EXERCISE INPUTS:
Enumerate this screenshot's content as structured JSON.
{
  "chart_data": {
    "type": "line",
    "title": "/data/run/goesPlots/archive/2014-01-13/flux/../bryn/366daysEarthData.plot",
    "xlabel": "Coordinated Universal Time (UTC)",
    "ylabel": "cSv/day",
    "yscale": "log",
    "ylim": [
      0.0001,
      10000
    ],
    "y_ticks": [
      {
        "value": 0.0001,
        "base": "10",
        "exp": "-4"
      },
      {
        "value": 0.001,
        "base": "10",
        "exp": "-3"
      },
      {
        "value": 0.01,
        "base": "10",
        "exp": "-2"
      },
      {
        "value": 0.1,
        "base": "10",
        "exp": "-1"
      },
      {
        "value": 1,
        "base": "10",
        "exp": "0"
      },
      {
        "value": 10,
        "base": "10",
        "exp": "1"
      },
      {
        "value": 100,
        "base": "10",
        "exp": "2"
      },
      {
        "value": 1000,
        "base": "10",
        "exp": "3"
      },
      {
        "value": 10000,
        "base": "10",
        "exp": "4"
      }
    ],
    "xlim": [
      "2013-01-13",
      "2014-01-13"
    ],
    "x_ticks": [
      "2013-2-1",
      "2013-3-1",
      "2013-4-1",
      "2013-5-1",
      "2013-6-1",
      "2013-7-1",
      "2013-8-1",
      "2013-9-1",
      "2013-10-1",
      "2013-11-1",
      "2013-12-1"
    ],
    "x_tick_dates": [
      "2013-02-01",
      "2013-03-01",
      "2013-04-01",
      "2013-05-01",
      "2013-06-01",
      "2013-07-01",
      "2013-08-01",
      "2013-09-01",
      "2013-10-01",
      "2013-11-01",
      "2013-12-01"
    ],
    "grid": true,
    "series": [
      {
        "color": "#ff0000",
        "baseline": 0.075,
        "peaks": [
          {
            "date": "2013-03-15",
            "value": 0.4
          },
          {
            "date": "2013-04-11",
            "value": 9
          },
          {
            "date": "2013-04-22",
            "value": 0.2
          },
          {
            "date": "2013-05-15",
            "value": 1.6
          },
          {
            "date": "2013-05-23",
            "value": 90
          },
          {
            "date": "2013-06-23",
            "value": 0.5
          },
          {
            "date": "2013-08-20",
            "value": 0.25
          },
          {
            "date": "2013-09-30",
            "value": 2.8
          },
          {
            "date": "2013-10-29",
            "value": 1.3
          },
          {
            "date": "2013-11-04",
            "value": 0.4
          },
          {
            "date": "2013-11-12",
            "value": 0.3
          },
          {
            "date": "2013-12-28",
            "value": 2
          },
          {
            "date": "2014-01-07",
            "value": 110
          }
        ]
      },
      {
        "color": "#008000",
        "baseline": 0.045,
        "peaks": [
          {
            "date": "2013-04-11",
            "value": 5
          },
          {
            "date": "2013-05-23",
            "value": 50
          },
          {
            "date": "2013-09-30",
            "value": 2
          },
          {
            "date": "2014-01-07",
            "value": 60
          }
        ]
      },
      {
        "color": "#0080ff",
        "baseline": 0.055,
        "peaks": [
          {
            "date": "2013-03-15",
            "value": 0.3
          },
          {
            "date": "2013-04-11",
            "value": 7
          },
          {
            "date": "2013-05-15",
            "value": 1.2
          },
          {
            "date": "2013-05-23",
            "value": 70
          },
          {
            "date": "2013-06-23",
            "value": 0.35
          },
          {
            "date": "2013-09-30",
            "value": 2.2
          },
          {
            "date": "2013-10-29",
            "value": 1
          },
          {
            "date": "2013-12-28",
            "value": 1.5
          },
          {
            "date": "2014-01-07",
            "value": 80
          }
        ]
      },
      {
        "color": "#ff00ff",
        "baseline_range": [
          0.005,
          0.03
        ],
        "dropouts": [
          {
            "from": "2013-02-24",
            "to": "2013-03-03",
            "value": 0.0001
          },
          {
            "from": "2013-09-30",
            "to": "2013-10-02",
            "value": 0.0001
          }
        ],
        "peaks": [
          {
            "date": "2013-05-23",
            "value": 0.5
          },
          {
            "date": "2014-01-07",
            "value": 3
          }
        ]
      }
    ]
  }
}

TASK OBJECTIVE: All lines above containing the string "color" are to be collected.

EXPECTED ANSWER:
        "color": "#ff0000",
        "color": "#008000",
        "color": "#0080ff",
        "color": "#ff00ff",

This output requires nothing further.